◆ **Exercise details**: Omit all pictures and give the records below again exactly as written.

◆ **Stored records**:
══════════════════════════════
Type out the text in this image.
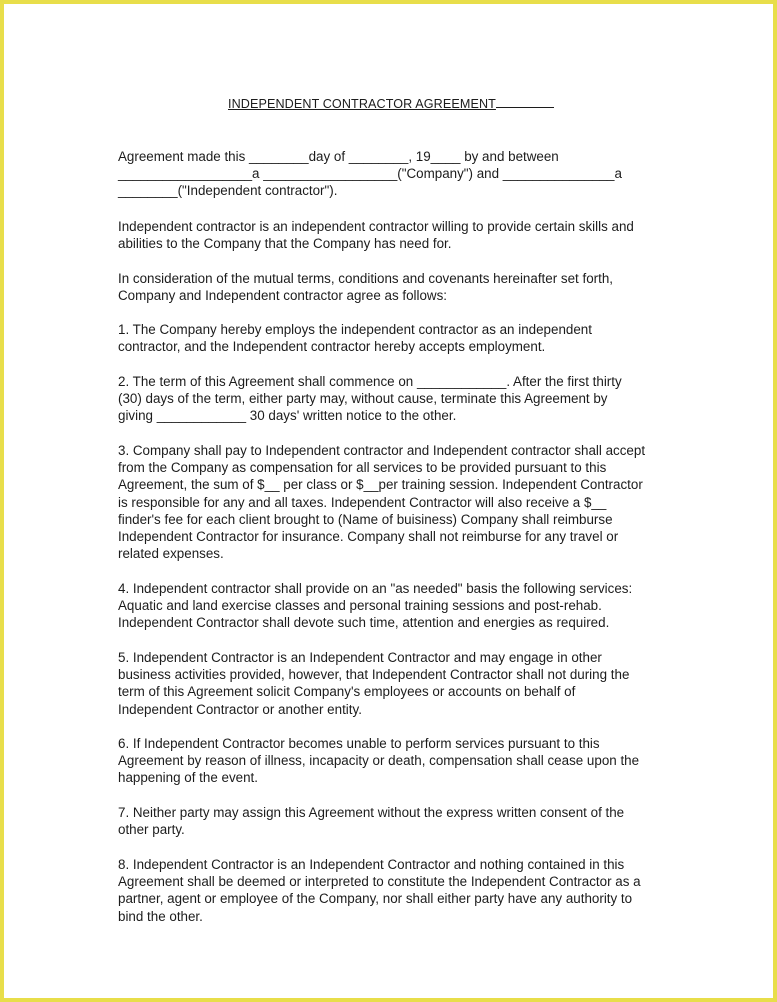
INDEPENDENT CONTRACTOR AGREEMENT
Agreement made this ________day of ________, 19____ by and between
__________________a __________________("Company") and _______________a
________("Independent contractor").
Independent contractor is an independent contractor willing to provide certain skills and
abilities to the Company that the Company has need for.
In consideration of the mutual terms, conditions and covenants hereinafter set forth,
Company and Independent contractor agree as follows:
1. The Company hereby employs the independent contractor as an independent
contractor, and the Independent contractor hereby accepts employment.
2. The term of this Agreement shall commence on ____________. After the first thirty
(30) days of the term, either party may, without cause, terminate this Agreement by
giving ____________ 30 days' written notice to the other.
3. Company shall pay to Independent contractor and Independent contractor shall accept
from the Company as compensation for all services to be provided pursuant to this
Agreement, the sum of $__ per class or $__per training session. Independent Contractor
is responsible for any and all taxes. Independent Contractor will also receive a $__
finder's fee for each client brought to (Name of buisiness) Company shall reimburse
Independent Contractor for insurance. Company shall not reimburse for any travel or
related expenses.
4. Independent contractor shall provide on an "as needed" basis the following services:
Aquatic and land exercise classes and personal training sessions and post-rehab.
Independent Contractor shall devote such time, attention and energies as required.
5. Independent Contractor is an Independent Contractor and may engage in other
business activities provided, however, that Independent Contractor shall not during the
term of this Agreement solicit Company's employees or accounts on behalf of
Independent Contractor or another entity.
6. If Independent Contractor becomes unable to perform services pursuant to this
Agreement by reason of illness, incapacity or death, compensation shall cease upon the
happening of the event.
7. Neither party may assign this Agreement without the express written consent of the
other party.
8. Independent Contractor is an Independent Contractor and nothing contained in this
Agreement shall be deemed or interpreted to constitute the Independent Contractor as a
partner, agent or employee of the Company, nor shall either party have any authority to
bind the other.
══════════════════════════════
◆ **Worked solution**:
Type out the text in this image.
INDEPENDENT CONTRACTOR AGREEMENT
Agreement made this ________day of ________, 19____ by and between
__________________a __________________("Company") and _______________a
________("Independent contractor").
Independent contractor is an independent contractor willing to provide certain skills and
abilities to the Company that the Company has need for.
In consideration of the mutual terms, conditions and covenants hereinafter set forth,
Company and Independent contractor agree as follows:
1. The Company hereby employs the independent contractor as an independent
contractor, and the Independent contractor hereby accepts employment.
2. The term of this Agreement shall commence on ____________. After the first thirty
(30) days of the term, either party may, without cause, terminate this Agreement by
giving ____________ 30 days' written notice to the other.
3. Company shall pay to Independent contractor and Independent contractor shall accept
from the Company as compensation for all services to be provided pursuant to this
Agreement, the sum of $__ per class or $__per training session. Independent Contractor
is responsible for any and all taxes. Independent Contractor will also receive a $__
finder's fee for each client brought to (Name of buisiness) Company shall reimburse
Independent Contractor for insurance. Company shall not reimburse for any travel or
related expenses.
4. Independent contractor shall provide on an "as needed" basis the following services:
Aquatic and land exercise classes and personal training sessions and post-rehab.
Independent Contractor shall devote such time, attention and energies as required.
5. Independent Contractor is an Independent Contractor and may engage in other
business activities provided, however, that Independent Contractor shall not during the
term of this Agreement solicit Company's employees or accounts on behalf of
Independent Contractor or another entity.
6. If Independent Contractor becomes unable to perform services pursuant to this
Agreement by reason of illness, incapacity or death, compensation shall cease upon the
happening of the event.
7. Neither party may assign this Agreement without the express written consent of the
other party.
8. Independent Contractor is an Independent Contractor and nothing contained in this
Agreement shall be deemed or interpreted to constitute the Independent Contractor as a
partner, agent or employee of the Company, nor shall either party have any authority to
bind the other.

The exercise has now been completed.